Copy all of the material word for word, except for the pictures.

Entries provided
* START *
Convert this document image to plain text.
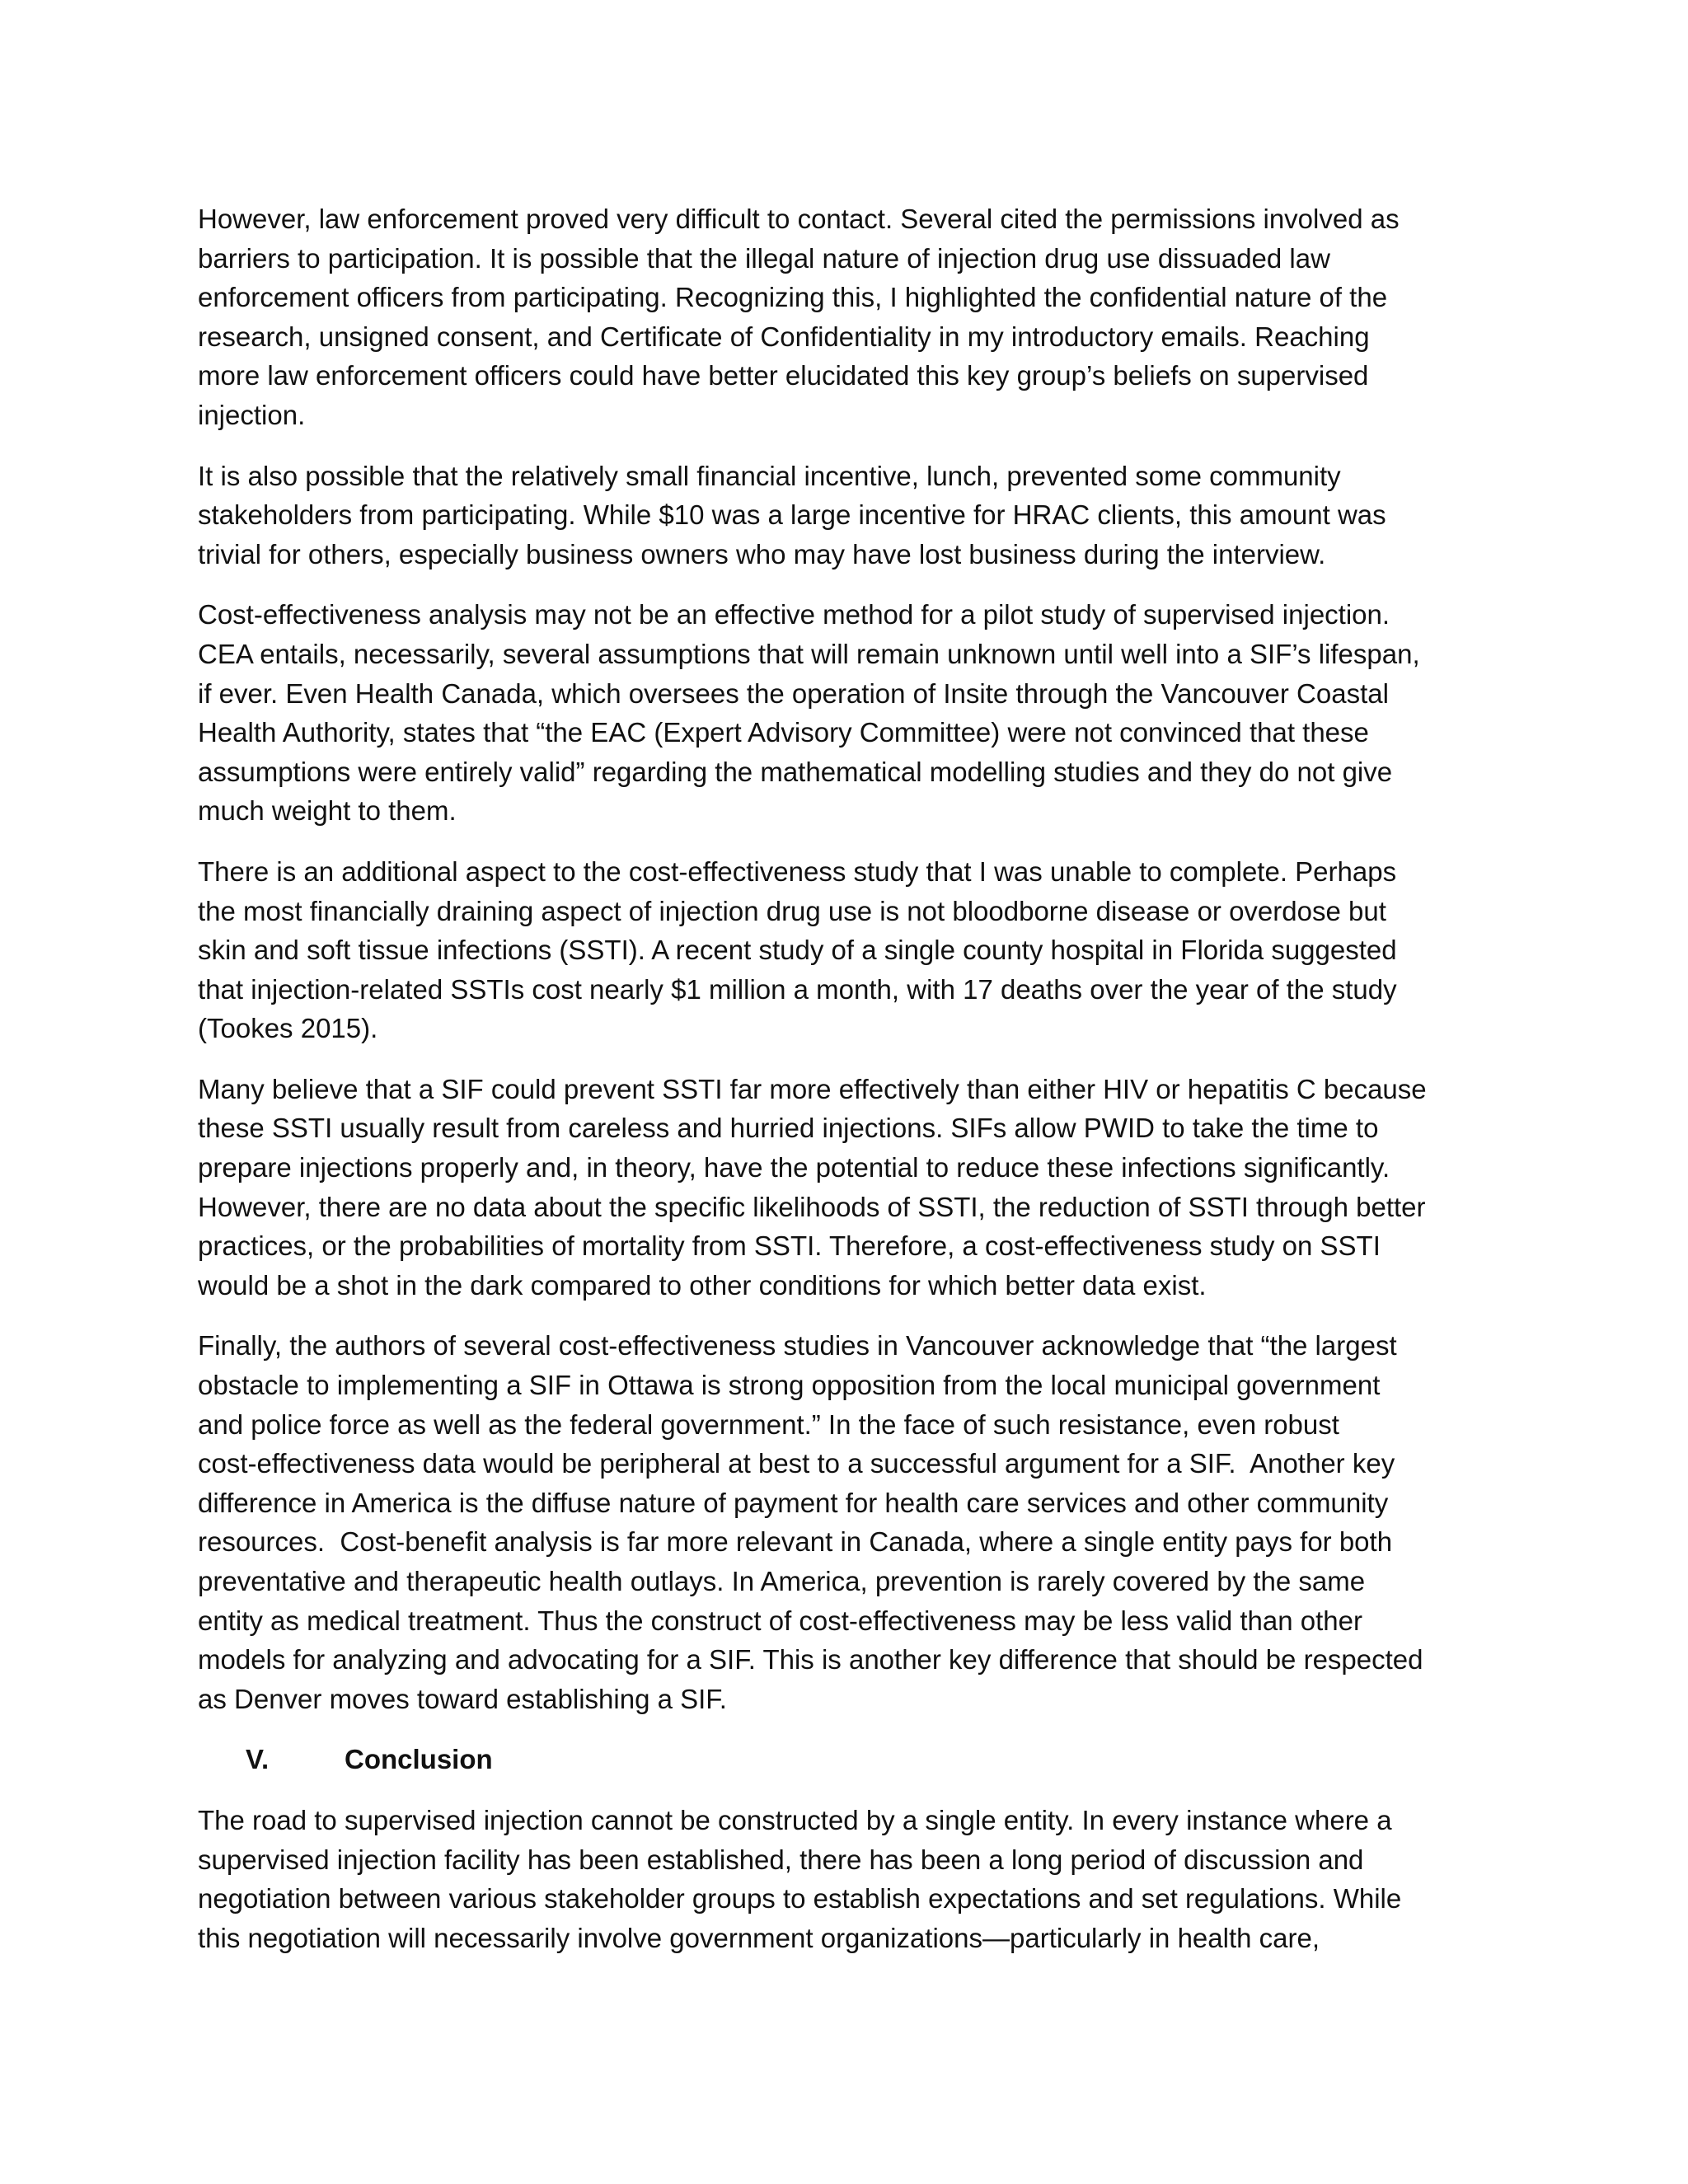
However, law enforcement proved very difficult to contact. Several cited the permissions involved as
barriers to participation. It is possible that the illegal nature of injection drug use dissuaded law
enforcement officers from participating. Recognizing this, I highlighted the confidential nature of the
research, unsigned consent, and Certificate of Confidentiality in my introductory emails. Reaching
more law enforcement officers could have better elucidated this key group’s beliefs on supervised
injection.

It is also possible that the relatively small financial incentive, lunch, prevented some community
stakeholders from participating. While $10 was a large incentive for HRAC clients, this amount was
trivial for others, especially business owners who may have lost business during the interview.

Cost-effectiveness analysis may not be an effective method for a pilot study of supervised injection.
CEA entails, necessarily, several assumptions that will remain unknown until well into a SIF’s lifespan,
if ever. Even Health Canada, which oversees the operation of Insite through the Vancouver Coastal
Health Authority, states that “the EAC (Expert Advisory Committee) were not convinced that these
assumptions were entirely valid” regarding the mathematical modelling studies and they do not give
much weight to them.

There is an additional aspect to the cost-effectiveness study that I was unable to complete. Perhaps
the most financially draining aspect of injection drug use is not bloodborne disease or overdose but
skin and soft tissue infections (SSTI). A recent study of a single county hospital in Florida suggested
that injection-related SSTIs cost nearly $1 million a month, with 17 deaths over the year of the study
(Tookes 2015).

Many believe that a SIF could prevent SSTI far more effectively than either HIV or hepatitis C because
these SSTI usually result from careless and hurried injections. SIFs allow PWID to take the time to
prepare injections properly and, in theory, have the potential to reduce these infections significantly.
However, there are no data about the specific likelihoods of SSTI, the reduction of SSTI through better
practices, or the probabilities of mortality from SSTI. Therefore, a cost-effectiveness study on SSTI
would be a shot in the dark compared to other conditions for which better data exist.

Finally, the authors of several cost-effectiveness studies in Vancouver acknowledge that “the largest
obstacle to implementing a SIF in Ottawa is strong opposition from the local municipal government
and police force as well as the federal government.” In the face of such resistance, even robust
cost-effectiveness data would be peripheral at best to a successful argument for a SIF.  Another key
difference in America is the diffuse nature of payment for health care services and other community
resources.  Cost-benefit analysis is far more relevant in Canada, where a single entity pays for both
preventative and therapeutic health outlays. In America, prevention is rarely covered by the same
entity as medical treatment. Thus the construct of cost-effectiveness may be less valid than other
models for analyzing and advocating for a SIF. This is another key difference that should be respected
as Denver moves toward establishing a SIF.

V.	Conclusion

The road to supervised injection cannot be constructed by a single entity. In every instance where a
supervised injection facility has been established, there has been a long period of discussion and
negotiation between various stakeholder groups to establish expectations and set regulations. While
this negotiation will necessarily involve government organizations—particularly in health care,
* END *
Response to the exercise
Convert this document image to plain text.
However, law enforcement proved very difficult to contact. Several cited the permissions involved as
barriers to participation. It is possible that the illegal nature of injection drug use dissuaded law
enforcement officers from participating. Recognizing this, I highlighted the confidential nature of the
research, unsigned consent, and Certificate of Confidentiality in my introductory emails. Reaching
more law enforcement officers could have better elucidated this key group’s beliefs on supervised
injection.

It is also possible that the relatively small financial incentive, lunch, prevented some community
stakeholders from participating. While $10 was a large incentive for HRAC clients, this amount was
trivial for others, especially business owners who may have lost business during the interview.

Cost-effectiveness analysis may not be an effective method for a pilot study of supervised injection.
CEA entails, necessarily, several assumptions that will remain unknown until well into a SIF’s lifespan,
if ever. Even Health Canada, which oversees the operation of Insite through the Vancouver Coastal
Health Authority, states that “the EAC (Expert Advisory Committee) were not convinced that these
assumptions were entirely valid” regarding the mathematical modelling studies and they do not give
much weight to them.

There is an additional aspect to the cost-effectiveness study that I was unable to complete. Perhaps
the most financially draining aspect of injection drug use is not bloodborne disease or overdose but
skin and soft tissue infections (SSTI). A recent study of a single county hospital in Florida suggested
that injection-related SSTIs cost nearly $1 million a month, with 17 deaths over the year of the study
(Tookes 2015).

Many believe that a SIF could prevent SSTI far more effectively than either HIV or hepatitis C because
these SSTI usually result from careless and hurried injections. SIFs allow PWID to take the time to
prepare injections properly and, in theory, have the potential to reduce these infections significantly.
However, there are no data about the specific likelihoods of SSTI, the reduction of SSTI through better
practices, or the probabilities of mortality from SSTI. Therefore, a cost-effectiveness study on SSTI
would be a shot in the dark compared to other conditions for which better data exist.

Finally, the authors of several cost-effectiveness studies in Vancouver acknowledge that “the largest
obstacle to implementing a SIF in Ottawa is strong opposition from the local municipal government
and police force as well as the federal government.” In the face of such resistance, even robust
cost-effectiveness data would be peripheral at best to a successful argument for a SIF.  Another key
difference in America is the diffuse nature of payment for health care services and other community
resources.  Cost-benefit analysis is far more relevant in Canada, where a single entity pays for both
preventative and therapeutic health outlays. In America, prevention is rarely covered by the same
entity as medical treatment. Thus the construct of cost-effectiveness may be less valid than other
models for analyzing and advocating for a SIF. This is another key difference that should be respected
as Denver moves toward establishing a SIF.

V.	Conclusion

The road to supervised injection cannot be constructed by a single entity. In every instance where a
supervised injection facility has been established, there has been a long period of discussion and
negotiation between various stakeholder groups to establish expectations and set regulations. While
this negotiation will necessarily involve government organizations—particularly in health care,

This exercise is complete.